**Description of the task:** Transcribe the listing verbatim. Do not carry over any pictures.
-*-
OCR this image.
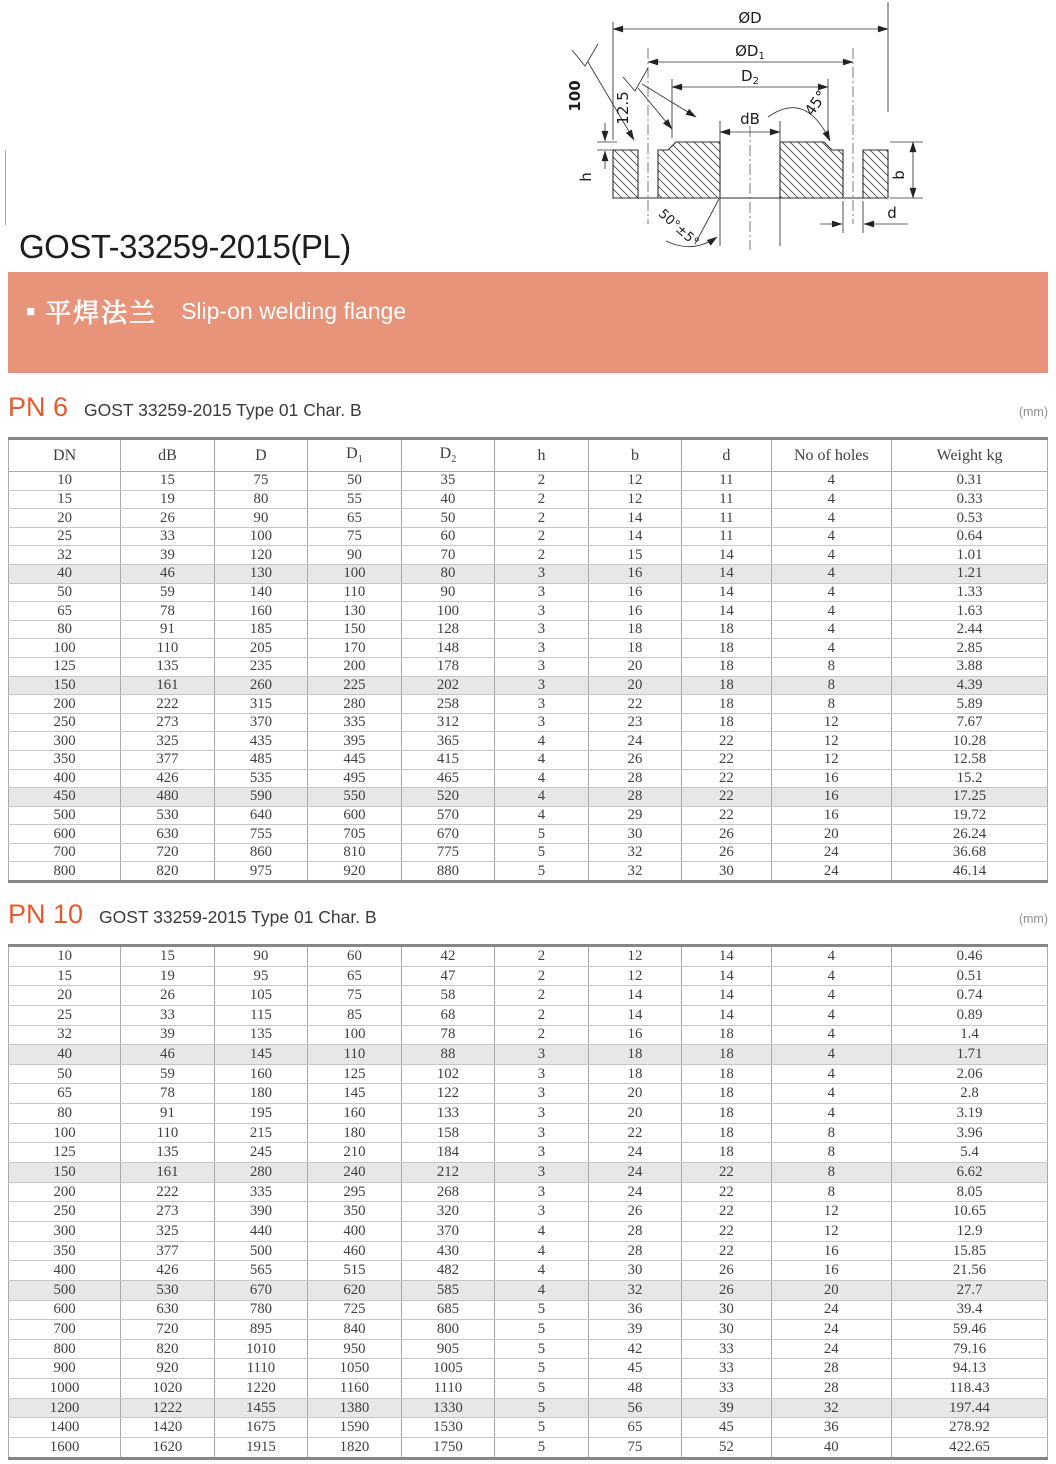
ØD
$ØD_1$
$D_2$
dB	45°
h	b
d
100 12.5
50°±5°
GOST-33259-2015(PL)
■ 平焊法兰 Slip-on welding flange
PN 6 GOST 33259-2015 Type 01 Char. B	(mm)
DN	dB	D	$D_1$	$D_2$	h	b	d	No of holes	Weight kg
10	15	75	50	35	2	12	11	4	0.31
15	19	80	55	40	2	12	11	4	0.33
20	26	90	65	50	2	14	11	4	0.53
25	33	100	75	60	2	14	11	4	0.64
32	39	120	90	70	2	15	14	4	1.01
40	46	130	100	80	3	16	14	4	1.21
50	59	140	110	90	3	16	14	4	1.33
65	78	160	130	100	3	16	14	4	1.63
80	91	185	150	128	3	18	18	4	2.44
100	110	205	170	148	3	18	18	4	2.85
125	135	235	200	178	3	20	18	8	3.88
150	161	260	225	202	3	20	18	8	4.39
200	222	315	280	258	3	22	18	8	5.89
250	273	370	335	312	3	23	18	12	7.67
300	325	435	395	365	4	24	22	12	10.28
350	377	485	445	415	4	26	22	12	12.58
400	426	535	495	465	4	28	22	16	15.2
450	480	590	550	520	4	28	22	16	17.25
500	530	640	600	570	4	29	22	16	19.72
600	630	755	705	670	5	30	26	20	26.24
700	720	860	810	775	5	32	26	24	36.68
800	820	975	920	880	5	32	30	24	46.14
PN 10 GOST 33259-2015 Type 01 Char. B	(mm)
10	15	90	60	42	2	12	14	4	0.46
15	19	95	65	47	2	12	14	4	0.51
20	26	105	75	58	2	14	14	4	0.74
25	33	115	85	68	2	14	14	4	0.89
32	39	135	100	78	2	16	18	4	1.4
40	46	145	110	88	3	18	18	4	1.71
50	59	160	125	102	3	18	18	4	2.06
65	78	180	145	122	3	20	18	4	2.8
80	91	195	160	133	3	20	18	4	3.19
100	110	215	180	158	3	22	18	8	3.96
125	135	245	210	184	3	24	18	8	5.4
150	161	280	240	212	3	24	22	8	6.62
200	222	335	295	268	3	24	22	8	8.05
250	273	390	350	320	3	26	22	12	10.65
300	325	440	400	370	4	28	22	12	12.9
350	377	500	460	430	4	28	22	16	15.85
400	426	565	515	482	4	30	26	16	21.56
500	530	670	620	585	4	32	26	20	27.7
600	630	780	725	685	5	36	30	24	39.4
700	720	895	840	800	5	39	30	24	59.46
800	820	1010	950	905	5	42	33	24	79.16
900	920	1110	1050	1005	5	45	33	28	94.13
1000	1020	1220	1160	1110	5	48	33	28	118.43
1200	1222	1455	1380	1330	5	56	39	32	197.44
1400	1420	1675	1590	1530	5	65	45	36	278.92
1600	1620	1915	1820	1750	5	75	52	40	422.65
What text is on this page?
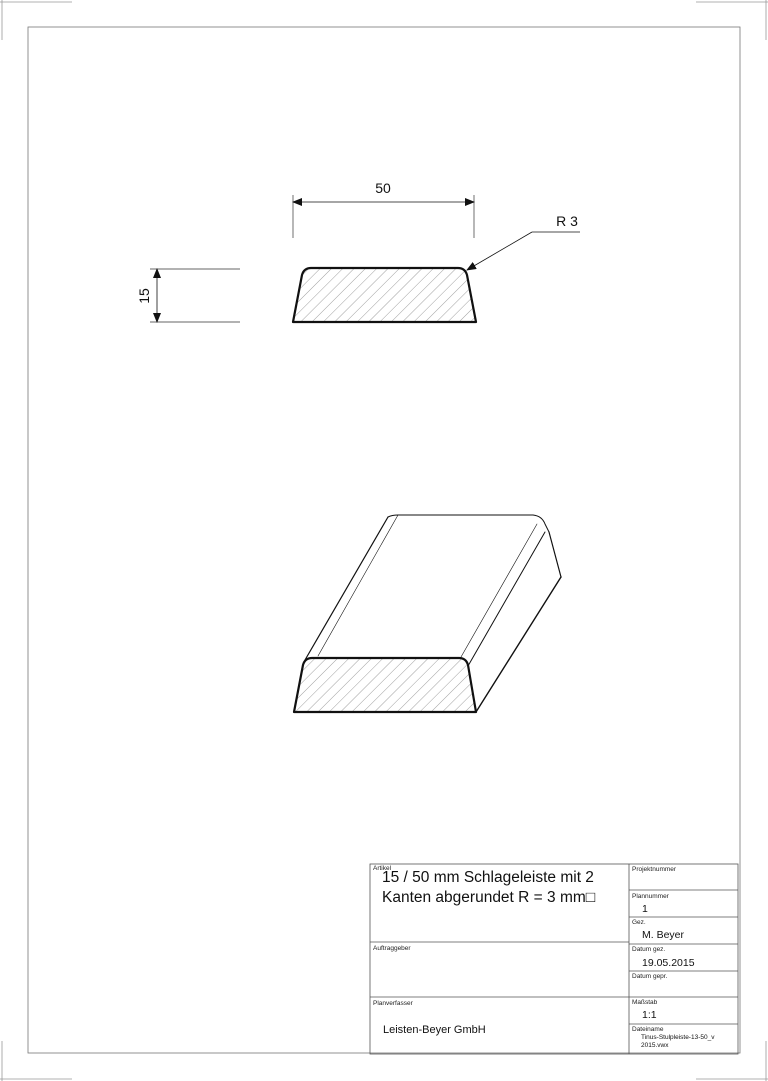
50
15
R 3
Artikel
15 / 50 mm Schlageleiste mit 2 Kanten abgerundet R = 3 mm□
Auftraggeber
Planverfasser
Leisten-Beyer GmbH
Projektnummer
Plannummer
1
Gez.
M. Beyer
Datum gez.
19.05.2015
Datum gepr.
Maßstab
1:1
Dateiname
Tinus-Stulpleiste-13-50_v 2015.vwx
-*-
**Exercise answer:**
OCR this image.
ØD
$ØD_1$
$D_2$
dB	45°
h	b
d
100 12.5
50°±5°
GOST-33259-2015(PL)
■ 平焊法兰 Slip-on welding flange
PN 6 GOST 33259-2015 Type 01 Char. B	(mm)
DN	dB	D	$D_1$	$D_2$	h	b	d	No of holes	Weight kg
10	15	75	50	35	2	12	11	4	0.31
15	19	80	55	40	2	12	11	4	0.33
20	26	90	65	50	2	14	11	4	0.53
25	33	100	75	60	2	14	11	4	0.64
32	39	120	90	70	2	15	14	4	1.01
40	46	130	100	80	3	16	14	4	1.21
50	59	140	110	90	3	16	14	4	1.33
65	78	160	130	100	3	16	14	4	1.63
80	91	185	150	128	3	18	18	4	2.44
100	110	205	170	148	3	18	18	4	2.85
125	135	235	200	178	3	20	18	8	3.88
150	161	260	225	202	3	20	18	8	4.39
200	222	315	280	258	3	22	18	8	5.89
250	273	370	335	312	3	23	18	12	7.67
300	325	435	395	365	4	24	22	12	10.28
350	377	485	445	415	4	26	22	12	12.58
400	426	535	495	465	4	28	22	16	15.2
450	480	590	550	520	4	28	22	16	17.25
500	530	640	600	570	4	29	22	16	19.72
600	630	755	705	670	5	30	26	20	26.24
700	720	860	810	775	5	32	26	24	36.68
800	820	975	920	880	5	32	30	24	46.14
PN 10 GOST 33259-2015 Type 01 Char. B	(mm)
10	15	90	60	42	2	12	14	4	0.46
15	19	95	65	47	2	12	14	4	0.51
20	26	105	75	58	2	14	14	4	0.74
25	33	115	85	68	2	14	14	4	0.89
32	39	135	100	78	2	16	18	4	1.4
40	46	145	110	88	3	18	18	4	1.71
50	59	160	125	102	3	18	18	4	2.06
65	78	180	145	122	3	20	18	4	2.8
80	91	195	160	133	3	20	18	4	3.19
100	110	215	180	158	3	22	18	8	3.96
125	135	245	210	184	3	24	18	8	5.4
150	161	280	240	212	3	24	22	8	6.62
200	222	335	295	268	3	24	22	8	8.05
250	273	390	350	320	3	26	22	12	10.65
300	325	440	400	370	4	28	22	12	12.9
350	377	500	460	430	4	28	22	16	15.85
400	426	565	515	482	4	30	26	16	21.56
500	530	670	620	585	4	32	26	20	27.7
600	630	780	725	685	5	36	30	24	39.4
700	720	895	840	800	5	39	30	24	59.46
800	820	1010	950	905	5	42	33	24	79.16
900	920	1110	1050	1005	5	45	33	28	94.13
1000	1020	1220	1160	1110	5	48	33	28	118.43
1200	1222	1455	1380	1330	5	56	39	32	197.44
1400	1420	1675	1590	1530	5	65	45	36	278.92
1600	1620	1915	1820	1750	5	75	52	40	422.65
What text is on this page?
50
15
R 3
Artikel
15 / 50 mm Schlageleiste mit 2 Kanten abgerundet R = 3 mm□
Auftraggeber
Planverfasser
Leisten-Beyer GmbH
Projektnummer
Plannummer
1
Gez.
M. Beyer
Datum gez.
19.05.2015
Datum gepr.
Maßstab
1:1
Dateiname
Tinus-Stulpleiste-13-50_v 2015.vwx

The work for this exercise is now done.